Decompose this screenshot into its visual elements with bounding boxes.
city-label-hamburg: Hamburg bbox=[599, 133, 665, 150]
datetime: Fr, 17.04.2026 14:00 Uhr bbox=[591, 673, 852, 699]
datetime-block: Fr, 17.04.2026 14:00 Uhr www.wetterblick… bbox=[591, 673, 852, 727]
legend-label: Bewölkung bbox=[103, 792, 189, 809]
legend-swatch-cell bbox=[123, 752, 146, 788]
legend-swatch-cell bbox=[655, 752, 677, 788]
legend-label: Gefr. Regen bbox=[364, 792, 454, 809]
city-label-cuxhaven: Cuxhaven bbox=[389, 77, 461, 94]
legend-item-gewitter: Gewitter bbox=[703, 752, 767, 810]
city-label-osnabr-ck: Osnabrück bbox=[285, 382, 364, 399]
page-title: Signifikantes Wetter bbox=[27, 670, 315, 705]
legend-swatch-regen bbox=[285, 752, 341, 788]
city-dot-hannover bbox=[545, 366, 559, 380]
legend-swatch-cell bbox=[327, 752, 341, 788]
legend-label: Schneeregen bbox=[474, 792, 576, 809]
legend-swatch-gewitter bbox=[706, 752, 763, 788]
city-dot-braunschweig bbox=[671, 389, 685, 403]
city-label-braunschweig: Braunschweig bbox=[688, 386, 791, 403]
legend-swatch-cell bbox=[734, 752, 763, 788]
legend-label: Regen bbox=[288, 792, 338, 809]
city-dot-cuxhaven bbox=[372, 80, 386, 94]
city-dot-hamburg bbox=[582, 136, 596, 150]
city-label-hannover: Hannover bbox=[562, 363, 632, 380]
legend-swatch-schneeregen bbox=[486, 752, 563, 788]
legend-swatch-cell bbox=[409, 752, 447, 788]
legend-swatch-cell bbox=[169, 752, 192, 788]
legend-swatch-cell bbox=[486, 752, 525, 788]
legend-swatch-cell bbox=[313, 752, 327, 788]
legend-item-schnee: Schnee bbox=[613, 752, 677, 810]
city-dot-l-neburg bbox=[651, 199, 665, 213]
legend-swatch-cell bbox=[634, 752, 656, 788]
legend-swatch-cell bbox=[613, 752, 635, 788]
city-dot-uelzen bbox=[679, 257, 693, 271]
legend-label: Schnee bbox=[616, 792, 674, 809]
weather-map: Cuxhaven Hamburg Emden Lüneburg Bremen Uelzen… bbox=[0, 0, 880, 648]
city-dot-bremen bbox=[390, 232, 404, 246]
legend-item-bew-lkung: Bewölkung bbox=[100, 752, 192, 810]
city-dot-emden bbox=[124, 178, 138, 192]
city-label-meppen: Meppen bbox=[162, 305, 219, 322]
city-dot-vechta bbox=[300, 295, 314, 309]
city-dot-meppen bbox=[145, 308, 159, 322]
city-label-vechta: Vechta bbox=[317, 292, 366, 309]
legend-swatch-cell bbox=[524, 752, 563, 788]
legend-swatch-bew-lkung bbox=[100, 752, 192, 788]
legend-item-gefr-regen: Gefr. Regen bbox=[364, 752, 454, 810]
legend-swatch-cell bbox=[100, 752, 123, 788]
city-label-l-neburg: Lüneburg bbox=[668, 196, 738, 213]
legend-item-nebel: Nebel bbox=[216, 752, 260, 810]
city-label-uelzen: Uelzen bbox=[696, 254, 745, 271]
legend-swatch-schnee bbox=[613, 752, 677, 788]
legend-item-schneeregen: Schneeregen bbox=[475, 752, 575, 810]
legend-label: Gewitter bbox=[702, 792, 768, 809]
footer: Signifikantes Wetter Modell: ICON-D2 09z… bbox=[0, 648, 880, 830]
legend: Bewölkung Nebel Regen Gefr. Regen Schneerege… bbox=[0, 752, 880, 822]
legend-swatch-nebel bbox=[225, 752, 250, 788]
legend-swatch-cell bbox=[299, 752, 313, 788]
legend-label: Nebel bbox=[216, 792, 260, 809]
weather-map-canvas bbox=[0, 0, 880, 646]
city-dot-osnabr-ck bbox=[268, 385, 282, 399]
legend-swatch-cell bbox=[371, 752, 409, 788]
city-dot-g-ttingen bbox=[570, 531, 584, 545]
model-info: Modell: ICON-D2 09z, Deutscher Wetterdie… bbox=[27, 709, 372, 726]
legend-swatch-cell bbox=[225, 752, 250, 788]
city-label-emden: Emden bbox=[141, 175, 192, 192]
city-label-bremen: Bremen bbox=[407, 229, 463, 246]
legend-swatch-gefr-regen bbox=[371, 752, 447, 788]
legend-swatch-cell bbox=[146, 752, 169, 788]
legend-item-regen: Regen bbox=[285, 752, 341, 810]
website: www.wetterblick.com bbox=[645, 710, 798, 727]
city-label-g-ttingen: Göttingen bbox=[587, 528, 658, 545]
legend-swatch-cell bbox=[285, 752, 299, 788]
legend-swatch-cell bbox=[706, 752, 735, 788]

> TASK DESCRIPTION
Can you print every line of the material above word for word, in the same order?

> CORRECT RESPONSE
Decompose this screenshot into its visual elements with bounding boxes.
city-label-hamburg: Hamburg bbox=[599, 133, 665, 150]
datetime: Fr, 17.04.2026 14:00 Uhr bbox=[591, 673, 852, 699]
datetime-block: Fr, 17.04.2026 14:00 Uhr www.wetterblick… bbox=[591, 673, 852, 727]
legend-label: Bewölkung bbox=[103, 792, 189, 809]
legend-swatch-cell bbox=[123, 752, 146, 788]
legend-swatch-cell bbox=[655, 752, 677, 788]
legend-label: Gefr. Regen bbox=[364, 792, 454, 809]
city-label-cuxhaven: Cuxhaven bbox=[389, 77, 461, 94]
legend-item-gewitter: Gewitter bbox=[703, 752, 767, 810]
city-label-osnabr-ck: Osnabrück bbox=[285, 382, 364, 399]
page-title: Signifikantes Wetter bbox=[27, 670, 315, 705]
legend-swatch-regen bbox=[285, 752, 341, 788]
city-dot-hannover bbox=[545, 366, 559, 380]
legend-swatch-cell bbox=[327, 752, 341, 788]
legend-label: Schneeregen bbox=[474, 792, 576, 809]
legend-swatch-gewitter bbox=[706, 752, 763, 788]
city-dot-braunschweig bbox=[671, 389, 685, 403]
city-label-braunschweig: Braunschweig bbox=[688, 386, 791, 403]
legend-swatch-cell bbox=[734, 752, 763, 788]
legend-label: Regen bbox=[288, 792, 338, 809]
city-dot-cuxhaven bbox=[372, 80, 386, 94]
city-dot-hamburg bbox=[582, 136, 596, 150]
city-label-hannover: Hannover bbox=[562, 363, 632, 380]
legend-swatch-schneeregen bbox=[486, 752, 563, 788]
legend-swatch-cell bbox=[409, 752, 447, 788]
legend-swatch-cell bbox=[169, 752, 192, 788]
legend-swatch-cell bbox=[486, 752, 525, 788]
legend-swatch-cell bbox=[313, 752, 327, 788]
legend-item-schnee: Schnee bbox=[613, 752, 677, 810]
city-dot-l-neburg bbox=[651, 199, 665, 213]
legend-swatch-cell bbox=[634, 752, 656, 788]
legend-swatch-cell bbox=[613, 752, 635, 788]
city-dot-uelzen bbox=[679, 257, 693, 271]
legend-label: Schnee bbox=[616, 792, 674, 809]
weather-map: Cuxhaven Hamburg Emden Lüneburg Bremen Uelzen… bbox=[0, 0, 880, 648]
city-dot-bremen bbox=[390, 232, 404, 246]
legend-item-bew-lkung: Bewölkung bbox=[100, 752, 192, 810]
city-dot-emden bbox=[124, 178, 138, 192]
city-label-meppen: Meppen bbox=[162, 305, 219, 322]
city-dot-vechta bbox=[300, 295, 314, 309]
city-dot-meppen bbox=[145, 308, 159, 322]
city-label-vechta: Vechta bbox=[317, 292, 366, 309]
legend-swatch-cell bbox=[524, 752, 563, 788]
legend-swatch-bew-lkung bbox=[100, 752, 192, 788]
legend-item-gefr-regen: Gefr. Regen bbox=[364, 752, 454, 810]
legend-swatch-cell bbox=[100, 752, 123, 788]
city-label-l-neburg: Lüneburg bbox=[668, 196, 738, 213]
legend-item-nebel: Nebel bbox=[216, 752, 260, 810]
city-label-uelzen: Uelzen bbox=[696, 254, 745, 271]
legend-swatch-schnee bbox=[613, 752, 677, 788]
legend-item-schneeregen: Schneeregen bbox=[475, 752, 575, 810]
legend-label: Gewitter bbox=[702, 792, 768, 809]
footer: Signifikantes Wetter Modell: ICON-D2 09z… bbox=[0, 648, 880, 830]
legend: Bewölkung Nebel Regen Gefr. Regen Schneerege… bbox=[0, 752, 880, 822]
legend-swatch-nebel bbox=[225, 752, 250, 788]
legend-swatch-cell bbox=[299, 752, 313, 788]
legend-label: Nebel bbox=[216, 792, 260, 809]
weather-map-canvas bbox=[0, 0, 880, 646]
city-dot-osnabr-ck bbox=[268, 385, 282, 399]
legend-swatch-cell bbox=[371, 752, 409, 788]
city-dot-g-ttingen bbox=[570, 531, 584, 545]
model-info: Modell: ICON-D2 09z, Deutscher Wetterdie… bbox=[27, 709, 372, 726]
legend-swatch-cell bbox=[225, 752, 250, 788]
city-label-emden: Emden bbox=[141, 175, 192, 192]
city-label-bremen: Bremen bbox=[407, 229, 463, 246]
legend-swatch-gefr-regen bbox=[371, 752, 447, 788]
legend-swatch-cell bbox=[146, 752, 169, 788]
legend-item-regen: Regen bbox=[285, 752, 341, 810]
website: www.wetterblick.com bbox=[645, 710, 798, 727]
city-label-g-ttingen: Göttingen bbox=[587, 528, 658, 545]
legend-swatch-cell bbox=[285, 752, 299, 788]
legend-swatch-cell bbox=[706, 752, 735, 788]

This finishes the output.